• _PROBLEM TO WORK ON_
List each line of the data that holds the string "caption".

• _DATA FOR PROCESSING_
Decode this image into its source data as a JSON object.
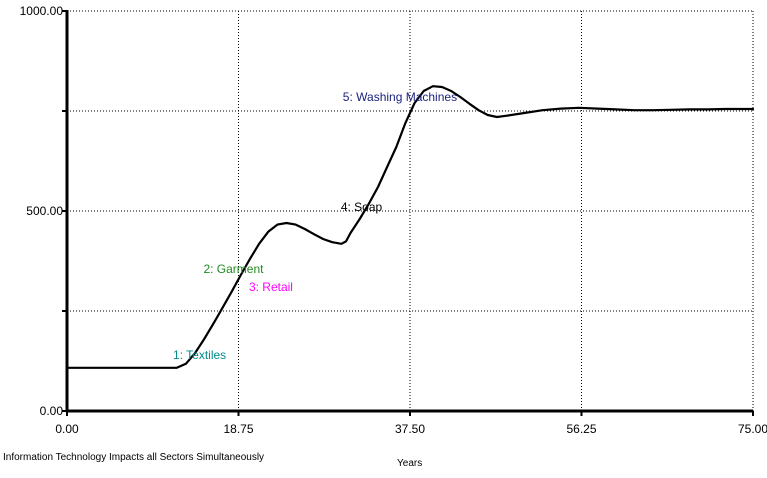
{
  "chart_data": {
    "type": "line",
    "title": "",
    "caption": "Information Technology Impacts all Sectors Simultaneously",
    "xlabel": "Years",
    "ylabel": "",
    "xlim": [
      0,
      75
    ],
    "ylim": [
      0,
      1000
    ],
    "x_ticks": [
      0,
      18.75,
      37.5,
      56.25,
      75
    ],
    "x_tick_labels": [
      "0.00",
      "18.75",
      "37.50",
      "56.25",
      "75.00"
    ],
    "y_ticks": [
      0,
      250,
      500,
      750,
      1000
    ],
    "y_tick_labels": [
      "0.00",
      "",
      "500.00",
      "",
      "1000.00"
    ],
    "grid": true,
    "grid_style": "dotted",
    "series": [
      {
        "name": "",
        "color": "#000000",
        "x": [
          0,
          6,
          10,
          12,
          13,
          14,
          15,
          16,
          17,
          18,
          19,
          20,
          21,
          22,
          23,
          24,
          25,
          26,
          27,
          28,
          29,
          30,
          30.5,
          31,
          32,
          33,
          34,
          35,
          36,
          37,
          38,
          39,
          40,
          41,
          42,
          43,
          44,
          45,
          46,
          47,
          48,
          50,
          52,
          54,
          56,
          58,
          60,
          62,
          64,
          66,
          68,
          70,
          72,
          75
        ],
        "y": [
          108,
          108,
          108,
          108,
          118,
          145,
          180,
          218,
          258,
          298,
          340,
          380,
          418,
          448,
          466,
          470,
          466,
          455,
          442,
          430,
          422,
          418,
          424,
          445,
          480,
          518,
          560,
          610,
          660,
          720,
          770,
          800,
          812,
          810,
          800,
          785,
          768,
          752,
          740,
          735,
          738,
          745,
          752,
          756,
          758,
          756,
          754,
          752,
          752,
          753,
          754,
          754,
          755,
          755
        ]
      }
    ],
    "annotations": [
      {
        "text": "1: Textiles",
        "x": 14.5,
        "y": 130,
        "color": "#008b8b"
      },
      {
        "text": "2: Garment",
        "x": 18.2,
        "y": 345,
        "color": "#228b22"
      },
      {
        "text": "3: Retail",
        "x": 22.3,
        "y": 300,
        "color": "#ff00ff"
      },
      {
        "text": "4: Soap",
        "x": 32.2,
        "y": 500,
        "color": "#000000"
      },
      {
        "text": "5: Washing Machines",
        "x": 36.4,
        "y": 775,
        "color": "#1a237e"
      }
    ]
  }
}
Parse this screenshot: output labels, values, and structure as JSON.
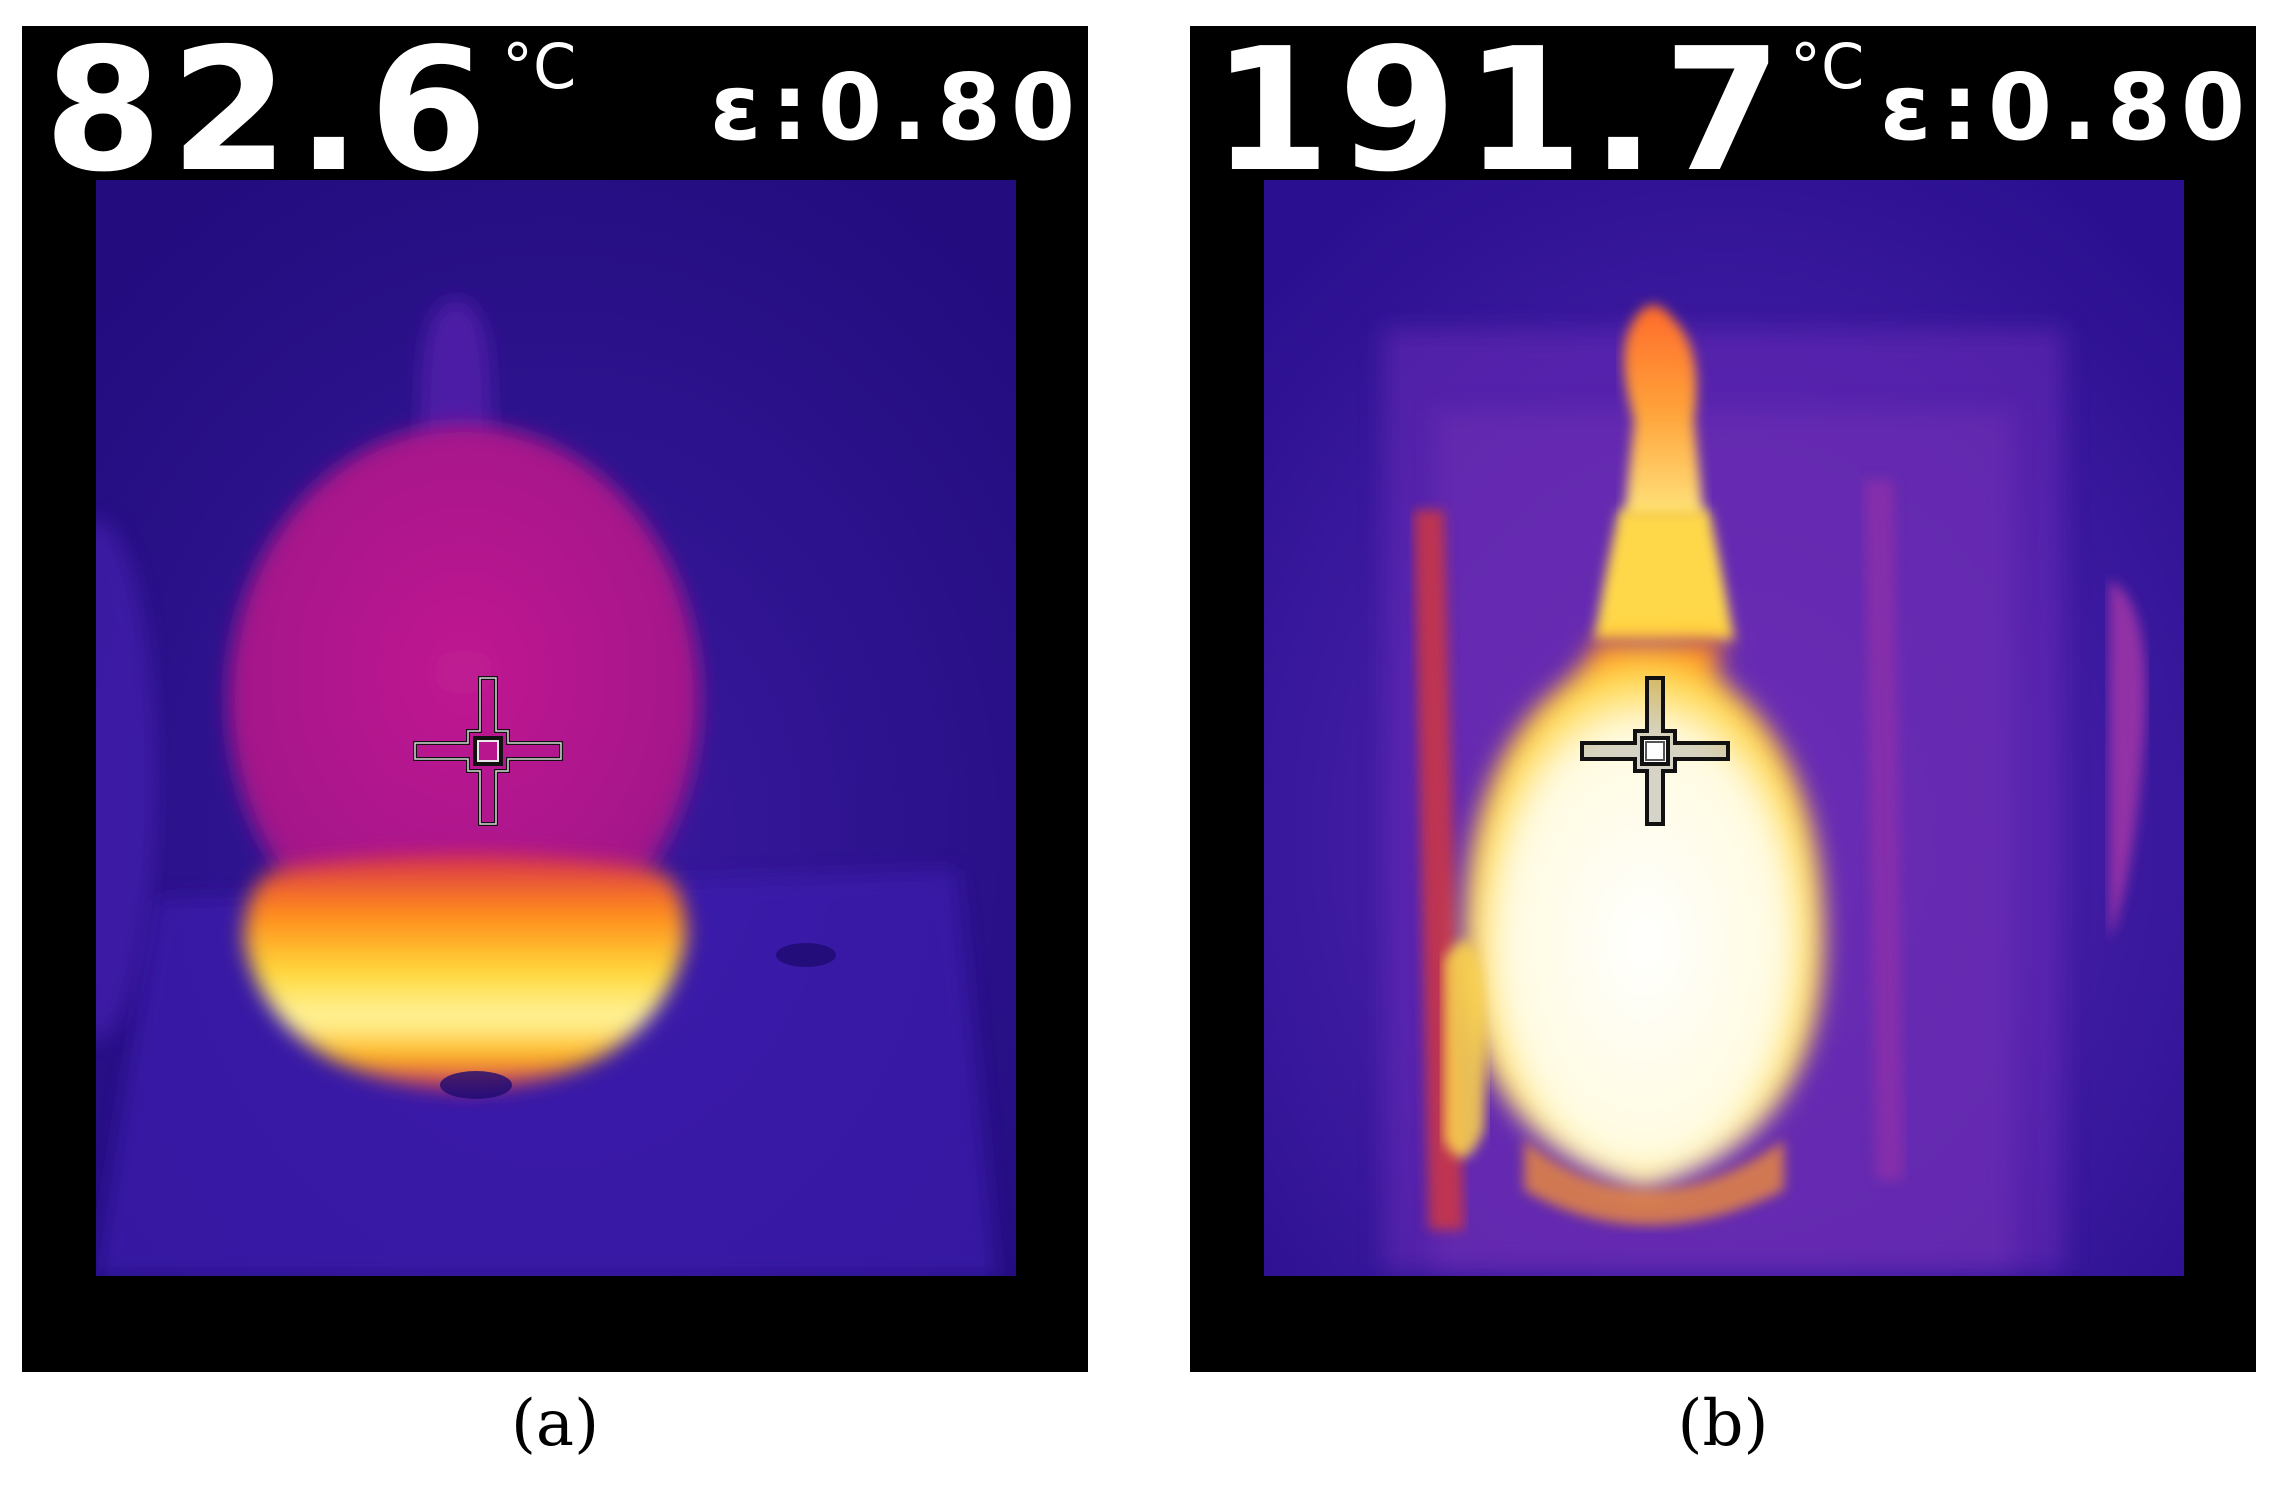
{
  "panels": [
    {
      "temperature": "82.6",
      "unit": "°C",
      "emissivity": "ε:0.80",
      "caption": "(a)"
    },
    {
      "temperature": "191.7",
      "unit": "°C",
      "emissivity": "ε:0.80",
      "caption": "(b)"
    }
  ],
  "colors": {
    "background_blue": "#2a0f8c",
    "flask_magenta": "#b0158c",
    "hot_yellow": "#fff06a",
    "hot_white": "#fffbe8",
    "overlay_text": "#ffffff"
  },
  "icons": {
    "reticle": "crosshair-icon"
  }
}
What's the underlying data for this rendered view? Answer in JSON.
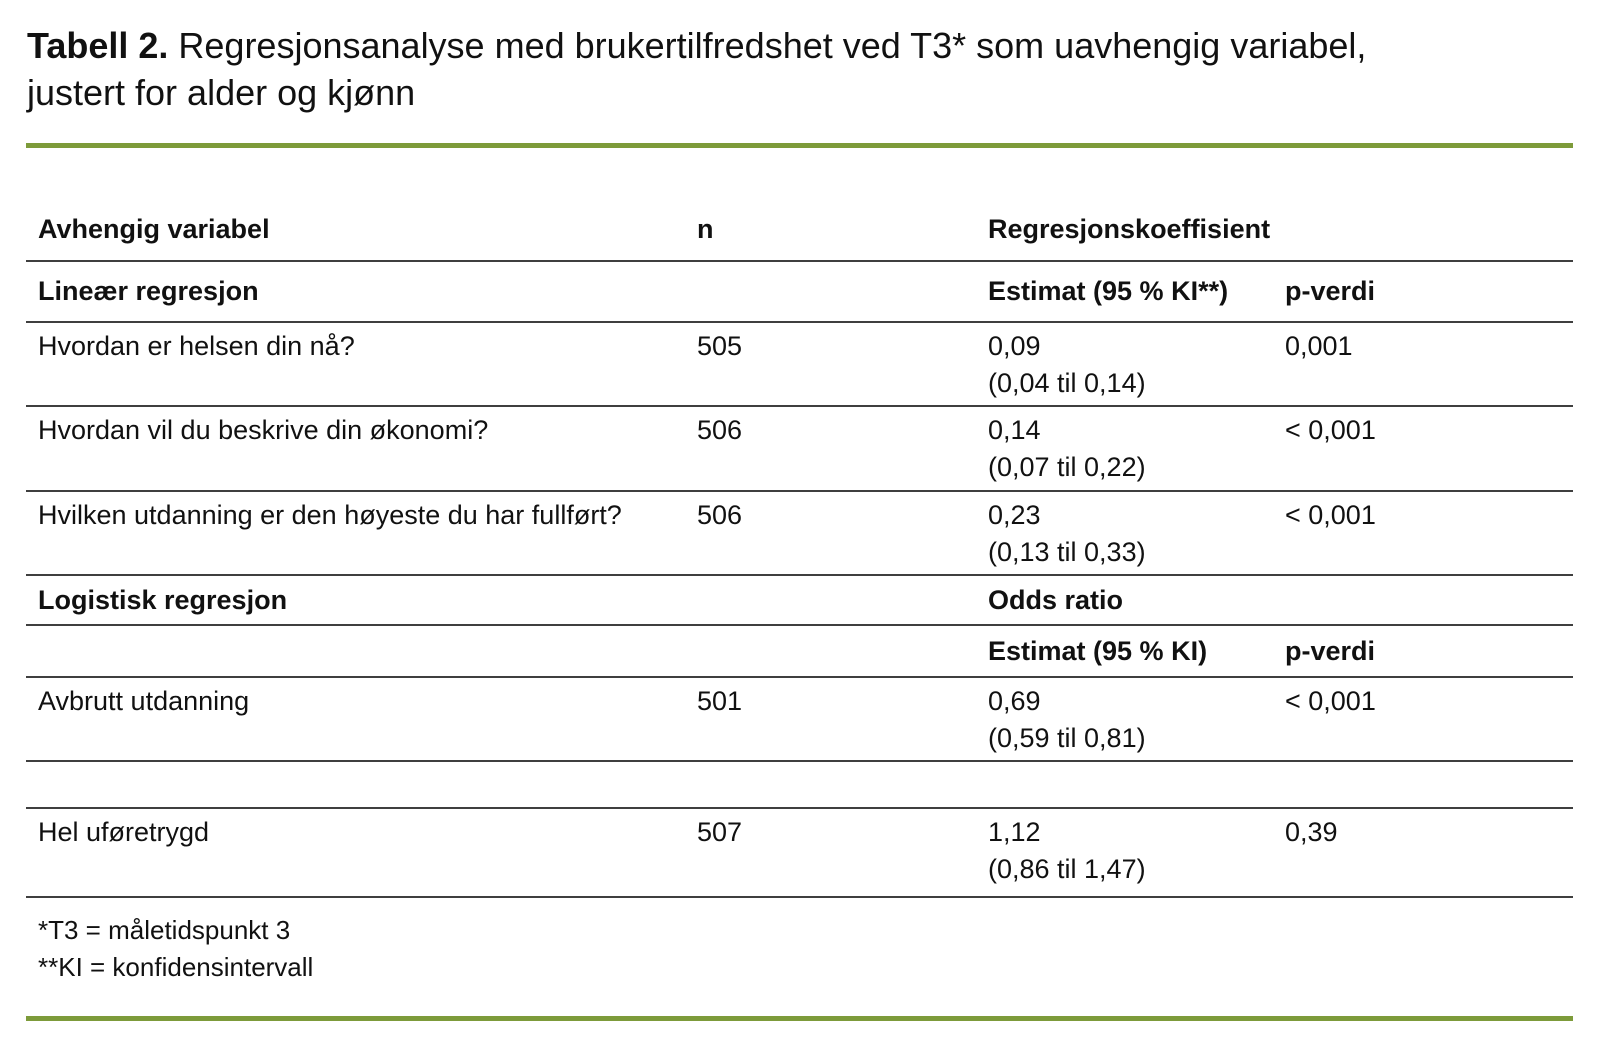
{
  "title": {
    "label": "Tabell 2.",
    "line1": "Regresjonsanalyse med brukertilfredshet ved T3* som uavhengig variabel,",
    "line2": "justert for alder og kjønn"
  },
  "colors": {
    "accent_green": "#7D9B3A",
    "rule_gray": "#3f3f3f",
    "text": "#111111"
  },
  "table": {
    "header": {
      "col1": "Avhengig variabel",
      "col2": "n",
      "col3": "Regresjonskoeffisient"
    },
    "rows": [
      {
        "type": "subheader",
        "variable": "Lineær regresjon",
        "n": "",
        "estimate": "Estimat (95 % KI**)",
        "ci": "",
        "p": "p-verdi"
      },
      {
        "type": "data",
        "variable": "Hvordan er helsen din nå?",
        "n": "505",
        "estimate": "0,09",
        "ci": "(0,04 til 0,14)",
        "p": "0,001"
      },
      {
        "type": "data",
        "variable": "Hvordan vil du beskrive din økonomi?",
        "n": "506",
        "estimate": "0,14",
        "ci": "(0,07 til 0,22)",
        "p": "< 0,001"
      },
      {
        "type": "data",
        "variable": "Hvilken utdanning er den høyeste du har fullført?",
        "n": "506",
        "estimate": "0,23",
        "ci": "(0,13 til 0,33)",
        "p": "< 0,001"
      },
      {
        "type": "subheader",
        "variable": "Logistisk regresjon",
        "n": "",
        "estimate": "Odds ratio",
        "ci": "",
        "p": ""
      },
      {
        "type": "subheader",
        "variable": "",
        "n": "",
        "estimate": "Estimat (95 % KI)",
        "ci": "",
        "p": "p-verdi"
      },
      {
        "type": "data",
        "variable": "Avbrutt utdanning",
        "n": "501",
        "estimate": "0,69",
        "ci": "(0,59 til 0,81)",
        "p": "< 0,001"
      },
      {
        "type": "spacer",
        "variable": "",
        "n": "",
        "estimate": "",
        "ci": "",
        "p": ""
      },
      {
        "type": "data",
        "variable": "Hel uføretrygd",
        "n": "507",
        "estimate": "1,12",
        "ci": "(0,86 til 1,47)",
        "p": "0,39"
      }
    ],
    "footnotes": {
      "line1": "*T3 = måletidspunkt 3",
      "line2": "**KI = konfidensintervall"
    }
  }
}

• _RESULT FOR THIS EXERCISE_
    "caption": "Information Technology Impacts all Sectors Simultaneously",
      "caption": "(a)"
      "caption": "(b)"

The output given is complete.